Below are records. Count every line containing the word "JSON" and give the number alone.

=== ENTRIES SUPPLIED ===

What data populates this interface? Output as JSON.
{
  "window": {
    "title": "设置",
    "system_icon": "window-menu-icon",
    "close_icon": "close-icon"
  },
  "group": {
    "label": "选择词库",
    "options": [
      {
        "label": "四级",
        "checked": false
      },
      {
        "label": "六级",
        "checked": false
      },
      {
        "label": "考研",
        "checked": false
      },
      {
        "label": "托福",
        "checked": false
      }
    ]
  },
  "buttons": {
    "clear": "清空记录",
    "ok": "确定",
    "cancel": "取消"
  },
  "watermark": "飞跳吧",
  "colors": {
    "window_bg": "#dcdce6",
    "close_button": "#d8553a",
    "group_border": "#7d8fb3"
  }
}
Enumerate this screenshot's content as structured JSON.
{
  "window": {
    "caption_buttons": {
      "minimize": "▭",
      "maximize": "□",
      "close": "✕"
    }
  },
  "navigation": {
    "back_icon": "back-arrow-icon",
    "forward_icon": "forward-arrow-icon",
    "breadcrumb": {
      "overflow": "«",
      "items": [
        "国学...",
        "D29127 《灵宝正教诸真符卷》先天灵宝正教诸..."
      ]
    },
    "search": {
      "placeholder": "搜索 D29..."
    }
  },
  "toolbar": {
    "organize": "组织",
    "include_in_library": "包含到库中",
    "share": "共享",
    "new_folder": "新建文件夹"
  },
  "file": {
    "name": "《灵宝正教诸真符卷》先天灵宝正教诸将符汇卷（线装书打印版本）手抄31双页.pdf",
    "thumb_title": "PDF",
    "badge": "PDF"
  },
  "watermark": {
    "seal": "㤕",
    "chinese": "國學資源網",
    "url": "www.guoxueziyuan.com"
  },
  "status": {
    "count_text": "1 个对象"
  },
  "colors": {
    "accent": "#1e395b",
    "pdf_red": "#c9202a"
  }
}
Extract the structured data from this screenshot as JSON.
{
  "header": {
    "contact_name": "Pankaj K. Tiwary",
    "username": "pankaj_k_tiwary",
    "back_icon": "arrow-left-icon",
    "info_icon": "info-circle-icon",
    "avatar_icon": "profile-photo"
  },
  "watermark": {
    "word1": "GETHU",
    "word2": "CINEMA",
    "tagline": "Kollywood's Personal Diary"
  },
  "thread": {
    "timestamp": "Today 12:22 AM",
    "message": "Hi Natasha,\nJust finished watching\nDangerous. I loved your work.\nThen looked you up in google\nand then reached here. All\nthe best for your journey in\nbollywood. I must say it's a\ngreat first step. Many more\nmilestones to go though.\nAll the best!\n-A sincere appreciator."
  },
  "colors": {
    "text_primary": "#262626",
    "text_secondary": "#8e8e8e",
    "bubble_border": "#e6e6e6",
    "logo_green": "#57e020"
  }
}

===

:: ANSWER TO THIS EXERCISE ::
3